Goal =
Return the full listing exactly as it is written.

Data extract =
— start —

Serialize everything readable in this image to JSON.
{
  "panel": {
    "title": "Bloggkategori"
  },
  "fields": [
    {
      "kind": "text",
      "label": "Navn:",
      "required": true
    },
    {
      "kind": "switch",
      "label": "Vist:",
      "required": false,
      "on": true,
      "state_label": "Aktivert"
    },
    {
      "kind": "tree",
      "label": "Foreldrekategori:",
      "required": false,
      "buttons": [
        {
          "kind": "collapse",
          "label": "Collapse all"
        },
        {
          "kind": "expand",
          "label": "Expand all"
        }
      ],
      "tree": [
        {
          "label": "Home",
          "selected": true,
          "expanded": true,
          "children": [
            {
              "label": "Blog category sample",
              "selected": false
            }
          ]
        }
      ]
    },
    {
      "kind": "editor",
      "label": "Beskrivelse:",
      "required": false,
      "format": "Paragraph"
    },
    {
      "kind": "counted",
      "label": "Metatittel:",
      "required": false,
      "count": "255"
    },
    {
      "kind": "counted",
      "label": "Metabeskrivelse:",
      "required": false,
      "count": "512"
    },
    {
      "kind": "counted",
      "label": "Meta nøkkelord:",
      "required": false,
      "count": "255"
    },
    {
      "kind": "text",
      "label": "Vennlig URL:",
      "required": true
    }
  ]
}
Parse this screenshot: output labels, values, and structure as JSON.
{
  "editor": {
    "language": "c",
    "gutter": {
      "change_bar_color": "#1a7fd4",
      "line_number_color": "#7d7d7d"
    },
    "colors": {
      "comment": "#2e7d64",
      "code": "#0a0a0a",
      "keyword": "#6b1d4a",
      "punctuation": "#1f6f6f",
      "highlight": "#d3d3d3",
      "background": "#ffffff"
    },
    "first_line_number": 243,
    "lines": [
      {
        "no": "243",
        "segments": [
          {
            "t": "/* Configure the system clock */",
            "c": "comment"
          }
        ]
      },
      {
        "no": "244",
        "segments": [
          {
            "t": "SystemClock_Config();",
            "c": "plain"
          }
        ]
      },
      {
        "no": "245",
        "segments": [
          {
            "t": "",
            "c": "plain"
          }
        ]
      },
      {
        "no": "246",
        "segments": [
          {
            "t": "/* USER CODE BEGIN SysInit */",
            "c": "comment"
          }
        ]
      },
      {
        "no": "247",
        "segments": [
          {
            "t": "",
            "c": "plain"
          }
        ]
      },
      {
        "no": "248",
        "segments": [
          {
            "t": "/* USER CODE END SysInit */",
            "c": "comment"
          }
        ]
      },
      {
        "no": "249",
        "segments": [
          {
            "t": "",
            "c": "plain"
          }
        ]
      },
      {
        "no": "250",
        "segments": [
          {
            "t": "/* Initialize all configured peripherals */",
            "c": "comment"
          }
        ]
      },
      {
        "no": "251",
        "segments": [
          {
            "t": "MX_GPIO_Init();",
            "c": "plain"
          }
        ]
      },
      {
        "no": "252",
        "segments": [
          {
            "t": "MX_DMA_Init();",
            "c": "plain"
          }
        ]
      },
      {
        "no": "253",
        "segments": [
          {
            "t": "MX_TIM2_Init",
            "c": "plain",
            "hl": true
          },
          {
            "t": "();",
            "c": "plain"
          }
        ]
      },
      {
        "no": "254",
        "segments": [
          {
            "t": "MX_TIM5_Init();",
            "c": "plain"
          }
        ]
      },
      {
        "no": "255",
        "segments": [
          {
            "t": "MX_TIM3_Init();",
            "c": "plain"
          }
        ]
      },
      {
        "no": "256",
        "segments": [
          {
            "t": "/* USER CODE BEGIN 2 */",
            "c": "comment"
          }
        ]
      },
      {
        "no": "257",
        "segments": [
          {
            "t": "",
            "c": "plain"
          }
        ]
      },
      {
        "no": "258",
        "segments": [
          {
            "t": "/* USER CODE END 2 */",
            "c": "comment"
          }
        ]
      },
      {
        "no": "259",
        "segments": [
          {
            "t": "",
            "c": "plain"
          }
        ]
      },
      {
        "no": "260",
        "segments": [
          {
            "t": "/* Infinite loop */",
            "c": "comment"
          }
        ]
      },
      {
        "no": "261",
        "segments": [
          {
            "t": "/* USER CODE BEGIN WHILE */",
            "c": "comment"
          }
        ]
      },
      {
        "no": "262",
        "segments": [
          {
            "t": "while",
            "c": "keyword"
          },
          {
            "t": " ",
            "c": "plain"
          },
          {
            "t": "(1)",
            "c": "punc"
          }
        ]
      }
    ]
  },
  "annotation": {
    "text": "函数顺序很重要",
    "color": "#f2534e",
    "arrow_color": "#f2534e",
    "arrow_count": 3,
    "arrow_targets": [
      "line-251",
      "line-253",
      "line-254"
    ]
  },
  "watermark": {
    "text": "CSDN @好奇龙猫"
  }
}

— end —

Exercise output =
Serialize everything readable in this image to JSON.
{
  "panel": {
    "title": "Bloggkategori"
  },
  "fields": [
    {
      "kind": "text",
      "label": "Navn:",
      "required": true
    },
    {
      "kind": "switch",
      "label": "Vist:",
      "required": false,
      "on": true,
      "state_label": "Aktivert"
    },
    {
      "kind": "tree",
      "label": "Foreldrekategori:",
      "required": false,
      "buttons": [
        {
          "kind": "collapse",
          "label": "Collapse all"
        },
        {
          "kind": "expand",
          "label": "Expand all"
        }
      ],
      "tree": [
        {
          "label": "Home",
          "selected": true,
          "expanded": true,
          "children": [
            {
              "label": "Blog category sample",
              "selected": false
            }
          ]
        }
      ]
    },
    {
      "kind": "editor",
      "label": "Beskrivelse:",
      "required": false,
      "format": "Paragraph"
    },
    {
      "kind": "counted",
      "label": "Metatittel:",
      "required": false,
      "count": "255"
    },
    {
      "kind": "counted",
      "label": "Metabeskrivelse:",
      "required": false,
      "count": "512"
    },
    {
      "kind": "counted",
      "label": "Meta nøkkelord:",
      "required": false,
      "count": "255"
    },
    {
      "kind": "text",
      "label": "Vennlig URL:",
      "required": true
    }
  ]
}
Parse this screenshot: output labels, values, and structure as JSON.
{
  "editor": {
    "language": "c",
    "gutter": {
      "change_bar_color": "#1a7fd4",
      "line_number_color": "#7d7d7d"
    },
    "colors": {
      "comment": "#2e7d64",
      "code": "#0a0a0a",
      "keyword": "#6b1d4a",
      "punctuation": "#1f6f6f",
      "highlight": "#d3d3d3",
      "background": "#ffffff"
    },
    "first_line_number": 243,
    "lines": [
      {
        "no": "243",
        "segments": [
          {
            "t": "/* Configure the system clock */",
            "c": "comment"
          }
        ]
      },
      {
        "no": "244",
        "segments": [
          {
            "t": "SystemClock_Config();",
            "c": "plain"
          }
        ]
      },
      {
        "no": "245",
        "segments": [
          {
            "t": "",
            "c": "plain"
          }
        ]
      },
      {
        "no": "246",
        "segments": [
          {
            "t": "/* USER CODE BEGIN SysInit */",
            "c": "comment"
          }
        ]
      },
      {
        "no": "247",
        "segments": [
          {
            "t": "",
            "c": "plain"
          }
        ]
      },
      {
        "no": "248",
        "segments": [
          {
            "t": "/* USER CODE END SysInit */",
            "c": "comment"
          }
        ]
      },
      {
        "no": "249",
        "segments": [
          {
            "t": "",
            "c": "plain"
          }
        ]
      },
      {
        "no": "250",
        "segments": [
          {
            "t": "/* Initialize all configured peripherals */",
            "c": "comment"
          }
        ]
      },
      {
        "no": "251",
        "segments": [
          {
            "t": "MX_GPIO_Init();",
            "c": "plain"
          }
        ]
      },
      {
        "no": "252",
        "segments": [
          {
            "t": "MX_DMA_Init();",
            "c": "plain"
          }
        ]
      },
      {
        "no": "253",
        "segments": [
          {
            "t": "MX_TIM2_Init",
            "c": "plain",
            "hl": true
          },
          {
            "t": "();",
            "c": "plain"
          }
        ]
      },
      {
        "no": "254",
        "segments": [
          {
            "t": "MX_TIM5_Init();",
            "c": "plain"
          }
        ]
      },
      {
        "no": "255",
        "segments": [
          {
            "t": "MX_TIM3_Init();",
            "c": "plain"
          }
        ]
      },
      {
        "no": "256",
        "segments": [
          {
            "t": "/* USER CODE BEGIN 2 */",
            "c": "comment"
          }
        ]
      },
      {
        "no": "257",
        "segments": [
          {
            "t": "",
            "c": "plain"
          }
        ]
      },
      {
        "no": "258",
        "segments": [
          {
            "t": "/* USER CODE END 2 */",
            "c": "comment"
          }
        ]
      },
      {
        "no": "259",
        "segments": [
          {
            "t": "",
            "c": "plain"
          }
        ]
      },
      {
        "no": "260",
        "segments": [
          {
            "t": "/* Infinite loop */",
            "c": "comment"
          }
        ]
      },
      {
        "no": "261",
        "segments": [
          {
            "t": "/* USER CODE BEGIN WHILE */",
            "c": "comment"
          }
        ]
      },
      {
        "no": "262",
        "segments": [
          {
            "t": "while",
            "c": "keyword"
          },
          {
            "t": " ",
            "c": "plain"
          },
          {
            "t": "(1)",
            "c": "punc"
          }
        ]
      }
    ]
  },
  "annotation": {
    "text": "函数顺序很重要",
    "color": "#f2534e",
    "arrow_color": "#f2534e",
    "arrow_count": 3,
    "arrow_targets": [
      "line-251",
      "line-253",
      "line-254"
    ]
  },
  "watermark": {
    "text": "CSDN @好奇龙猫"
  }
}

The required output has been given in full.